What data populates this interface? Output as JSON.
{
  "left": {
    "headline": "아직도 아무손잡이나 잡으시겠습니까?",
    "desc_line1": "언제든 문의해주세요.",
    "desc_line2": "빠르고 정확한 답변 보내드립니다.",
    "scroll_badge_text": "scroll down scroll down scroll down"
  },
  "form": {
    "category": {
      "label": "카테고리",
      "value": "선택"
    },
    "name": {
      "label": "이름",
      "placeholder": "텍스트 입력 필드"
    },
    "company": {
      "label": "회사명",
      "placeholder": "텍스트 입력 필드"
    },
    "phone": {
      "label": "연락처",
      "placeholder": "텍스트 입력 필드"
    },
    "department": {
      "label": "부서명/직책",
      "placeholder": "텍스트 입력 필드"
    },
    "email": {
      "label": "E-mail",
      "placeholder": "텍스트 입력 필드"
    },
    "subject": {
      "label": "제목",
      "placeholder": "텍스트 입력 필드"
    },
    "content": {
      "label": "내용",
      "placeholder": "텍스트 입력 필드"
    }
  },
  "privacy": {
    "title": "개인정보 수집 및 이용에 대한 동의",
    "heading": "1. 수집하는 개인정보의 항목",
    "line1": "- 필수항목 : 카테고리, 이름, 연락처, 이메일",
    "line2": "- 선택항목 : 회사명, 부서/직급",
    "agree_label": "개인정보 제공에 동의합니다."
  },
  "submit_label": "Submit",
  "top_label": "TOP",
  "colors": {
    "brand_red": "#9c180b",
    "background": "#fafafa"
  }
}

----------

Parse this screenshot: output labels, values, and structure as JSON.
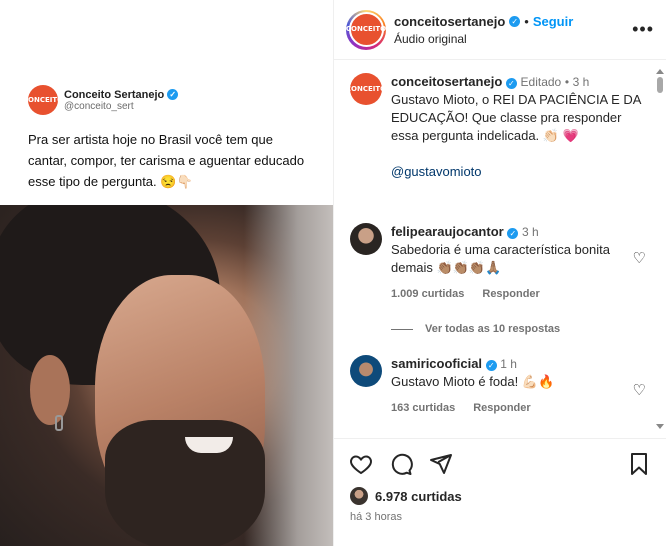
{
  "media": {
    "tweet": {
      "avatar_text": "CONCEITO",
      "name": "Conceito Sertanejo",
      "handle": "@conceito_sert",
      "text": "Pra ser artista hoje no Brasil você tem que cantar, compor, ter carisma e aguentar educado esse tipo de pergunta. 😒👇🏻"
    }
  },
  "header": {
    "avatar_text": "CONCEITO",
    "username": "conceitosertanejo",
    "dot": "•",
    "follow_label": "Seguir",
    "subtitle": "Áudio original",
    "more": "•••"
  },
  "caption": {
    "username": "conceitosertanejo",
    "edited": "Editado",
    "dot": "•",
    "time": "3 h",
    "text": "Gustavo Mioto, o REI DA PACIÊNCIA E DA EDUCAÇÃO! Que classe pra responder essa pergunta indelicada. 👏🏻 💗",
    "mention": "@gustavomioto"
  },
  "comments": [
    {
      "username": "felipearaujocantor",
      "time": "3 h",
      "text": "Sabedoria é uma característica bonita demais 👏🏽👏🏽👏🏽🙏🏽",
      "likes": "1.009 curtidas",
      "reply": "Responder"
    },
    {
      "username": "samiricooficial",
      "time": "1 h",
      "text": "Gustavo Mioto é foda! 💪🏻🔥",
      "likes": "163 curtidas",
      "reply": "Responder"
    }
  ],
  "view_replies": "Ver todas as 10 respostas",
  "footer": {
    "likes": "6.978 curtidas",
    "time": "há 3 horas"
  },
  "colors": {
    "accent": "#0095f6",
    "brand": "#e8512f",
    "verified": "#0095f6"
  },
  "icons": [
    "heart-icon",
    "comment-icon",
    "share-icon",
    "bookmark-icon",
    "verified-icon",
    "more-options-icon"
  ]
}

----------

What to do -
Filter the records above and return every line that holds the word "카테고리".

Task result -
      "label": "카테고리",
    "line1": "- 필수항목 : 카테고리, 이름, 연락처, 이메일",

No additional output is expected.